Your objective:
Scan the entries below. List each line with "verrattuna".

──────

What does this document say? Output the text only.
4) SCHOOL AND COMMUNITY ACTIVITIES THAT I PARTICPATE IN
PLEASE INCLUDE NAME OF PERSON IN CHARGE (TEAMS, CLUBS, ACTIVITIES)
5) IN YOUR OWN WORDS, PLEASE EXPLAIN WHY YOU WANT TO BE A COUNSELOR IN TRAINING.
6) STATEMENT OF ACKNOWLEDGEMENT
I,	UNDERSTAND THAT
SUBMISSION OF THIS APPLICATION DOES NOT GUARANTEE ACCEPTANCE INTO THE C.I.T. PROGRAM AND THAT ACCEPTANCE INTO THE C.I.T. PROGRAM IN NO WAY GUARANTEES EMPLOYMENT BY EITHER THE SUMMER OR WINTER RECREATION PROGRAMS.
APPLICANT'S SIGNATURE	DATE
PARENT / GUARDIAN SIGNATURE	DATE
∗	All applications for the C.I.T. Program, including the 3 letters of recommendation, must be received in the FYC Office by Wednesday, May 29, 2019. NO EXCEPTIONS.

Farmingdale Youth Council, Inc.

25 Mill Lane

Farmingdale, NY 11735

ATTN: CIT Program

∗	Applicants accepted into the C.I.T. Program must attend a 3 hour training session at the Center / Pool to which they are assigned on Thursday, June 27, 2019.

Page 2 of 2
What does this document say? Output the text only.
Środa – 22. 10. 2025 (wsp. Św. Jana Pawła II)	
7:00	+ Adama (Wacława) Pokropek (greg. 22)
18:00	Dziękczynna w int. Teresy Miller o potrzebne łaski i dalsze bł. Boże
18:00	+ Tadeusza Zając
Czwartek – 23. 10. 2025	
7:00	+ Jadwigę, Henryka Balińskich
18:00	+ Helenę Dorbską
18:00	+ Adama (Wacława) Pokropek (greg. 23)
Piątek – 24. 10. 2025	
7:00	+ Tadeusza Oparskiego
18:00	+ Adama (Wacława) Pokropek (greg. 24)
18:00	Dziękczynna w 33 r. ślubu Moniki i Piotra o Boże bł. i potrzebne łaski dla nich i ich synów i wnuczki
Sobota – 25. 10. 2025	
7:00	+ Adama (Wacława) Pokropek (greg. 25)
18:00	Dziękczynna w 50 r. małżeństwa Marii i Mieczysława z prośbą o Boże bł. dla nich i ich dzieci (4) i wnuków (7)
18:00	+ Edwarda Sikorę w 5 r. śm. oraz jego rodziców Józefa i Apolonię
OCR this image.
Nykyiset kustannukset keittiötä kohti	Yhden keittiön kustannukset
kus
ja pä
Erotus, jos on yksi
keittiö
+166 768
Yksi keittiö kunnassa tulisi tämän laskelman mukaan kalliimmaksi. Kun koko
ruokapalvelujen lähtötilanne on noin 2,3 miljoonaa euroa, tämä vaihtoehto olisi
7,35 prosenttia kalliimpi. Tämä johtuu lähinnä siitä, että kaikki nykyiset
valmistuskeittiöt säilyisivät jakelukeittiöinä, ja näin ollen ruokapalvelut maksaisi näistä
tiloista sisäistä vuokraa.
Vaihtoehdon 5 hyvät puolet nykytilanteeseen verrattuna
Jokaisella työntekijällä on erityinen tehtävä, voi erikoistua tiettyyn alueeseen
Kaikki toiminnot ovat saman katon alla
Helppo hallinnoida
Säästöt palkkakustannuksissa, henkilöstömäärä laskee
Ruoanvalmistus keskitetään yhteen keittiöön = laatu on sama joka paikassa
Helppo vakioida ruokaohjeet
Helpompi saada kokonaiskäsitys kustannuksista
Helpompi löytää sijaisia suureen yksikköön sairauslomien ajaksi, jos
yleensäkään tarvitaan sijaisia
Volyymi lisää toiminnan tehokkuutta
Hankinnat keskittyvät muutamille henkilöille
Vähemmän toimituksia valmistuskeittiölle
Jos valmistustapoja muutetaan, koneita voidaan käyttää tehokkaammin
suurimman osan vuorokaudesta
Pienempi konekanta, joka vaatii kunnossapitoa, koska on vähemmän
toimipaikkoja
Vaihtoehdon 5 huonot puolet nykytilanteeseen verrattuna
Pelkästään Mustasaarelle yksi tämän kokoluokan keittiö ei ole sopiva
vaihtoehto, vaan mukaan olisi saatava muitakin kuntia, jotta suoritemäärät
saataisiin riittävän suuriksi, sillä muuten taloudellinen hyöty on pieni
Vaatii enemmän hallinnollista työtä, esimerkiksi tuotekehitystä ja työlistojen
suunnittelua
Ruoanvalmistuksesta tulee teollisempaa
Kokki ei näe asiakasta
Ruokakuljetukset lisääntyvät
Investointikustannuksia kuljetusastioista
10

──────

Finished answer:
Vaihtoehdon 5 hyvät puolet nykytilanteeseen verrattuna
Vaihtoehdon 5 huonot puolet nykytilanteeseen verrattuna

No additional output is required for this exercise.